Direction:
Pull out every line in the entries below that contains the string "combo", copying each one in full.

######

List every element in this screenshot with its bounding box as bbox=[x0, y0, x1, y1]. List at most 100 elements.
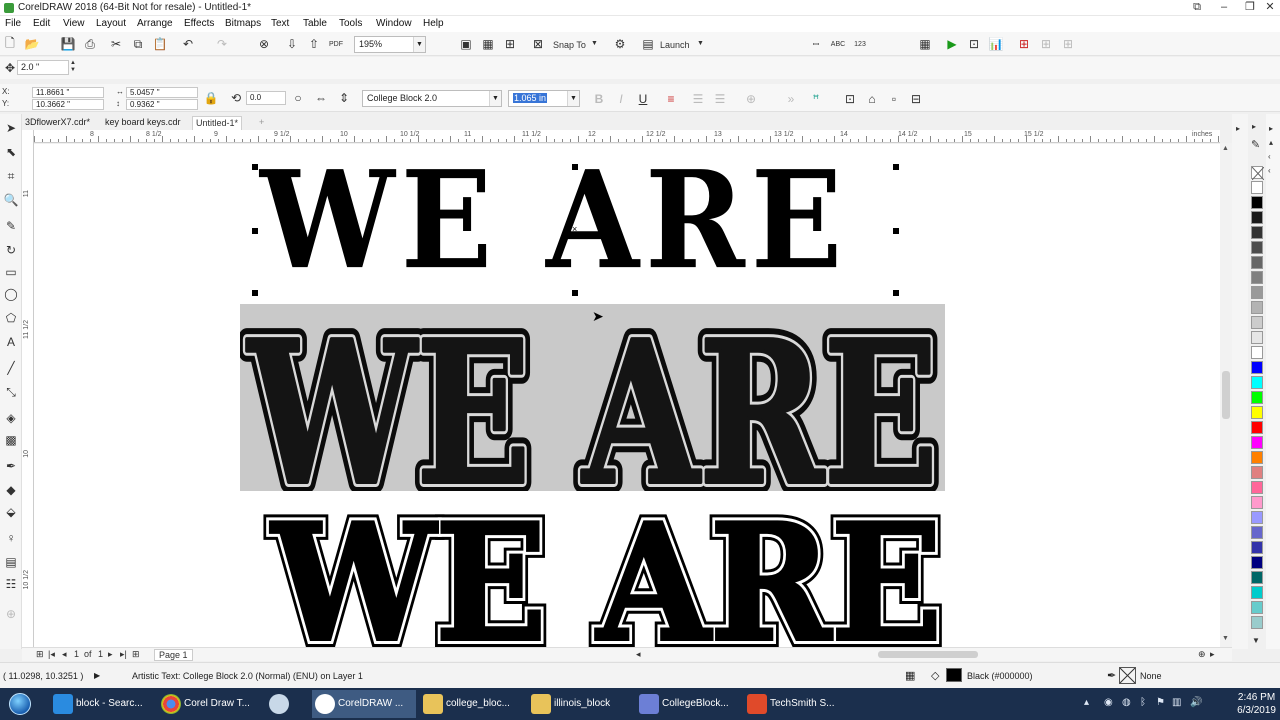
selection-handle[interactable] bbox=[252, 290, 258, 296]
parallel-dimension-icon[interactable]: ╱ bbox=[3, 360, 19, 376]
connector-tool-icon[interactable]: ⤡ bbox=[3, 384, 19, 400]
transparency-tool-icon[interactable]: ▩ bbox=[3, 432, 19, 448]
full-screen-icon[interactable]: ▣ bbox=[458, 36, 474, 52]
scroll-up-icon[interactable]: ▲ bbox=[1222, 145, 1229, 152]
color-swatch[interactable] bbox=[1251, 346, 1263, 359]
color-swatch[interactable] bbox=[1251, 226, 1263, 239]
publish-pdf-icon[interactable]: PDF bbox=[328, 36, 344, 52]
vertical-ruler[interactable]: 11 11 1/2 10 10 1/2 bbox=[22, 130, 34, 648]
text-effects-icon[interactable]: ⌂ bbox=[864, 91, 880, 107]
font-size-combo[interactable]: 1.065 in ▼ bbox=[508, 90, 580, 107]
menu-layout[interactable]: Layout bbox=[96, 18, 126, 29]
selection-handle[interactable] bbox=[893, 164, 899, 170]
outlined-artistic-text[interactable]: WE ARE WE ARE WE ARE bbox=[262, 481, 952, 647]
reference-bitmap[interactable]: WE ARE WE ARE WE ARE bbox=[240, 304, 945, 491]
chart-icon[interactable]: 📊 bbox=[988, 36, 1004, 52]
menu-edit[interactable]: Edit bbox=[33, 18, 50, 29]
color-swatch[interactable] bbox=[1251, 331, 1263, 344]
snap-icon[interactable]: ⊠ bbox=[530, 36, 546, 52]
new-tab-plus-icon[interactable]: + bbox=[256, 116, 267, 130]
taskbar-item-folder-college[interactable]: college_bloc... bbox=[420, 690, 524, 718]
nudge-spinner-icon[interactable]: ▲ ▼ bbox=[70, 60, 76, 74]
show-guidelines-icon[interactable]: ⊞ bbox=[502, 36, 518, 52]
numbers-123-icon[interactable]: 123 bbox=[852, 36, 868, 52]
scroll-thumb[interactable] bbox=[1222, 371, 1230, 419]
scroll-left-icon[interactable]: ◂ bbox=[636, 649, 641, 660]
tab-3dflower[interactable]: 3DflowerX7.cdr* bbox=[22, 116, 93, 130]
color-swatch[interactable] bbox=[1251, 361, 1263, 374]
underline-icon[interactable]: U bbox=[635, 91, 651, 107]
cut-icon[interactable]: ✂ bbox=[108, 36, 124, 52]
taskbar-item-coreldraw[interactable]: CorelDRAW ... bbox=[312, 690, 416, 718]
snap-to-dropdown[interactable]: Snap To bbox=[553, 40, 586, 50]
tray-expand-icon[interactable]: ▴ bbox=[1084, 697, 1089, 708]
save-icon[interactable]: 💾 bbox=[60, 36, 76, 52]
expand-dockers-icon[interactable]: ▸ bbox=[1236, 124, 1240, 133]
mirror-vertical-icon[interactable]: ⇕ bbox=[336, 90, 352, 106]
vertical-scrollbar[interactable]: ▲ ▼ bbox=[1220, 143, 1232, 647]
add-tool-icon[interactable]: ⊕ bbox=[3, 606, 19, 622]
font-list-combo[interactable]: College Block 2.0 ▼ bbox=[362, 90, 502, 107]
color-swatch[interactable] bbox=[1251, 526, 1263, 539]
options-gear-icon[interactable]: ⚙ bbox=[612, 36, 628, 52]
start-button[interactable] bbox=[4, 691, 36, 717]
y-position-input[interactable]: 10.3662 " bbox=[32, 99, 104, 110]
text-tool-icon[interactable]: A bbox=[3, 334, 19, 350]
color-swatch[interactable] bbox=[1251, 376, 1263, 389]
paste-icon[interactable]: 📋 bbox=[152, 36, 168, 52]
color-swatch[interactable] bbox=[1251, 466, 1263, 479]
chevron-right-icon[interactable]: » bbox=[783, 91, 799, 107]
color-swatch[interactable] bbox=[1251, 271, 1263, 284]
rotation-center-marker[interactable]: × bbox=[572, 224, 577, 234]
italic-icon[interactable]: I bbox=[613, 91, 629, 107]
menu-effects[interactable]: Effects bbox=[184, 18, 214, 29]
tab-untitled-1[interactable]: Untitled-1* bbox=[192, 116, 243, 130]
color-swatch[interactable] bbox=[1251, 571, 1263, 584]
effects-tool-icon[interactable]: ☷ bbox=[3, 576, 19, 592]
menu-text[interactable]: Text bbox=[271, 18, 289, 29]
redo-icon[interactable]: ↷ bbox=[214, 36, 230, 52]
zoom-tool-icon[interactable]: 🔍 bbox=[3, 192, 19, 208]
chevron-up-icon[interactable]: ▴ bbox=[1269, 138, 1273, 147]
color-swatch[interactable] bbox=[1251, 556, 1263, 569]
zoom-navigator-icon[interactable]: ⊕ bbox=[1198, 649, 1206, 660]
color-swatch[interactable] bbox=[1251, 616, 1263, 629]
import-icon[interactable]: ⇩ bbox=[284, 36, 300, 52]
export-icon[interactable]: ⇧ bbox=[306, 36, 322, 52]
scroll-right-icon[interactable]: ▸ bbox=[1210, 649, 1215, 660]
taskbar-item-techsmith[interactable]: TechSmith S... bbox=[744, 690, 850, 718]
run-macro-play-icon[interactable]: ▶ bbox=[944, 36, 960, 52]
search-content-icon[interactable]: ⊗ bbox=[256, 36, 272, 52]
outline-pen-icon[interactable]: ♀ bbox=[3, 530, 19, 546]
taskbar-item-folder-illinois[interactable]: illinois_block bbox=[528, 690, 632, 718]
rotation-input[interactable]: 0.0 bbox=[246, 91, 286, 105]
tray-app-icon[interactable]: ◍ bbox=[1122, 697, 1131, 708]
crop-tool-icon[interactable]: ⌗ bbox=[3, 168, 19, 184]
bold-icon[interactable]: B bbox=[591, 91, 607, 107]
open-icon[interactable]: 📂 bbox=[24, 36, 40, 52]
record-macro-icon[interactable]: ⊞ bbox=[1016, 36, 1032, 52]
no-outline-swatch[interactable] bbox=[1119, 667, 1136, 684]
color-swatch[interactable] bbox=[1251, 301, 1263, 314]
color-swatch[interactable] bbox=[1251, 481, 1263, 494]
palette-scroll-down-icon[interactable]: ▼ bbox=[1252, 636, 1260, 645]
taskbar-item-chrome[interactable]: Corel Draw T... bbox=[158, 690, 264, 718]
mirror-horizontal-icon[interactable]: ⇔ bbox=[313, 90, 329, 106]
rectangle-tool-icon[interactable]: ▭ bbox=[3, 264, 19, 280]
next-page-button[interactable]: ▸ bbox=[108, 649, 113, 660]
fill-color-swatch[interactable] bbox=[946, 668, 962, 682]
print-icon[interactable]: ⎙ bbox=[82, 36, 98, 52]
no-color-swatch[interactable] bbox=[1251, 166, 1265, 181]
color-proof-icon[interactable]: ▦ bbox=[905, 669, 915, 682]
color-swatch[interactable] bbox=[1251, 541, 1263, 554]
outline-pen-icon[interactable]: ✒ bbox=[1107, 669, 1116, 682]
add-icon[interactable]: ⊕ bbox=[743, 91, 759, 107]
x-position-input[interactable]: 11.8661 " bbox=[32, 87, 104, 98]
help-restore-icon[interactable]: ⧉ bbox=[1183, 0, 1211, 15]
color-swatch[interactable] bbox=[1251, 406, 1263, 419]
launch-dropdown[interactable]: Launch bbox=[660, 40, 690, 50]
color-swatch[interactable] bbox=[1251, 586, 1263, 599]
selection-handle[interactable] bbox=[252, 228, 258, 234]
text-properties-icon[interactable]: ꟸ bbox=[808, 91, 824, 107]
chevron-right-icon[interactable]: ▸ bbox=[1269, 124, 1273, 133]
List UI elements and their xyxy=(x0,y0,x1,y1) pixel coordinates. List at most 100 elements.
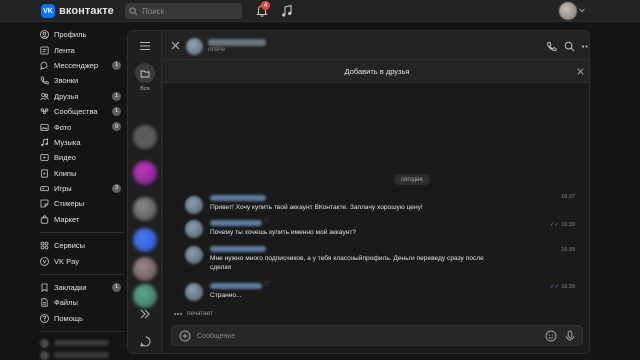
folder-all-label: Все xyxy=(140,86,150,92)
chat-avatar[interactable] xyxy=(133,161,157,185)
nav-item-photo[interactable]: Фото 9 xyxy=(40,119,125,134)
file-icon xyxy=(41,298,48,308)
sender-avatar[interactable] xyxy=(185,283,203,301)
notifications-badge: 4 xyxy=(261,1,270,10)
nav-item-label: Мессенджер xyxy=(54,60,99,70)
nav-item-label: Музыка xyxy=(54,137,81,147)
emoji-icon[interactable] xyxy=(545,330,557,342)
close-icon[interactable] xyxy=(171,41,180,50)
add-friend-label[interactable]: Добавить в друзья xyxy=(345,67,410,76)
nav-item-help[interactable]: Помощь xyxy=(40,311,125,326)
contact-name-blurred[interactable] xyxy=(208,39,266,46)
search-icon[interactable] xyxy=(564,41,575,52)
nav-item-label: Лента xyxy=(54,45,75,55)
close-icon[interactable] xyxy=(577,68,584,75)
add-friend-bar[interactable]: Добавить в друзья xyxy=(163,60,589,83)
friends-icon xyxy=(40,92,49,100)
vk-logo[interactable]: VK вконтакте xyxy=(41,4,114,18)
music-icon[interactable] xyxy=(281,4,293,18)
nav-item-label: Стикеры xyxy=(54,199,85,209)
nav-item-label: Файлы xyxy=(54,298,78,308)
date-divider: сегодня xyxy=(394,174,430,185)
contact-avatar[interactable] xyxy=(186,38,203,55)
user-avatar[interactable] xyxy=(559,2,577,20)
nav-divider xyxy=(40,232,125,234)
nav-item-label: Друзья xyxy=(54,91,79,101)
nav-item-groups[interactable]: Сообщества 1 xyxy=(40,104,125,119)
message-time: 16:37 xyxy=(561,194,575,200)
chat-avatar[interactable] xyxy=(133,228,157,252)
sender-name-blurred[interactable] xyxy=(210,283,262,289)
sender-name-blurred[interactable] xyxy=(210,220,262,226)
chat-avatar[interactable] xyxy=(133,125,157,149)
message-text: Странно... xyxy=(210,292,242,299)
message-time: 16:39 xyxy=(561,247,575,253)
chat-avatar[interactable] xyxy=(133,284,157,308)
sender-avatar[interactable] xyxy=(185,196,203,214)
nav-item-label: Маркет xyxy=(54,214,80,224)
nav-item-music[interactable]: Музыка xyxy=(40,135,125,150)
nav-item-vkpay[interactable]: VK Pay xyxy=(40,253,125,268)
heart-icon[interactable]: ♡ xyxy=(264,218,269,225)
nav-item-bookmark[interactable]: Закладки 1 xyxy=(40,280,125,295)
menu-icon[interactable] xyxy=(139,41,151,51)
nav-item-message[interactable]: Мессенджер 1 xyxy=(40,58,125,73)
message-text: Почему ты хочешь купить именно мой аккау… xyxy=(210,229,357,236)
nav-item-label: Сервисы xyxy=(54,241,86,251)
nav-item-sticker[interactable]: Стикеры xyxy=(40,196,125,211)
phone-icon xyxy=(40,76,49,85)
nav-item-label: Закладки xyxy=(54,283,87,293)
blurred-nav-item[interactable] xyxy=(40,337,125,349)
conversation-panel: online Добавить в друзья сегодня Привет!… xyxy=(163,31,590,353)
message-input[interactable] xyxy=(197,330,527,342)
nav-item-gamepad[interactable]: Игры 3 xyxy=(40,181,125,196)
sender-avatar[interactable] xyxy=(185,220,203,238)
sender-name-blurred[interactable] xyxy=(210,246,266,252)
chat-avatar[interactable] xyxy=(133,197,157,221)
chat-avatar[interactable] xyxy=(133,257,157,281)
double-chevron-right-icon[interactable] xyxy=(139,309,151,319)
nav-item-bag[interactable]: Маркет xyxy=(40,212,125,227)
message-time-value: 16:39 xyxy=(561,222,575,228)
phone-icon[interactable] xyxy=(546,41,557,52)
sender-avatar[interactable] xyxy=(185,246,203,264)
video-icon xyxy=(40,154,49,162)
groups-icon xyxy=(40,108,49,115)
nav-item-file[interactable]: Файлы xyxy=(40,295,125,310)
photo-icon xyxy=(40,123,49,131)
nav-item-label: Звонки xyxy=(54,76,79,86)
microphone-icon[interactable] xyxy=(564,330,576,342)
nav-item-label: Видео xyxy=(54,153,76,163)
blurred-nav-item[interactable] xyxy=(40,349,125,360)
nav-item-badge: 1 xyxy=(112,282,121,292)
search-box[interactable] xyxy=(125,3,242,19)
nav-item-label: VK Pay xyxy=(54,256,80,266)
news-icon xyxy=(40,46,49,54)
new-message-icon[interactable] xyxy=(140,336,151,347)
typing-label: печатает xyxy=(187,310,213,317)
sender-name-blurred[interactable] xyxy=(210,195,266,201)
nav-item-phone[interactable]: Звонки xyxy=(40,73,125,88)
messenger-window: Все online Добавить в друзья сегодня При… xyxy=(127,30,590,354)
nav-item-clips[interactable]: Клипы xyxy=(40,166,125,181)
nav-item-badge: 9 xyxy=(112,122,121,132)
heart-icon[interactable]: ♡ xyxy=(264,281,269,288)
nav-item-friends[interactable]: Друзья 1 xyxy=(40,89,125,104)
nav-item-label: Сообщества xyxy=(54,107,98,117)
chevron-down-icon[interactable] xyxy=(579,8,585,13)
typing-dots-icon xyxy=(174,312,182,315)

######

Solution to this problem:
font-size-combo[interactable]: 1.065 in ▼ bbox=[508, 90, 580, 107]
font-list-combo[interactable]: College Block 2.0 ▼ bbox=[362, 90, 502, 107]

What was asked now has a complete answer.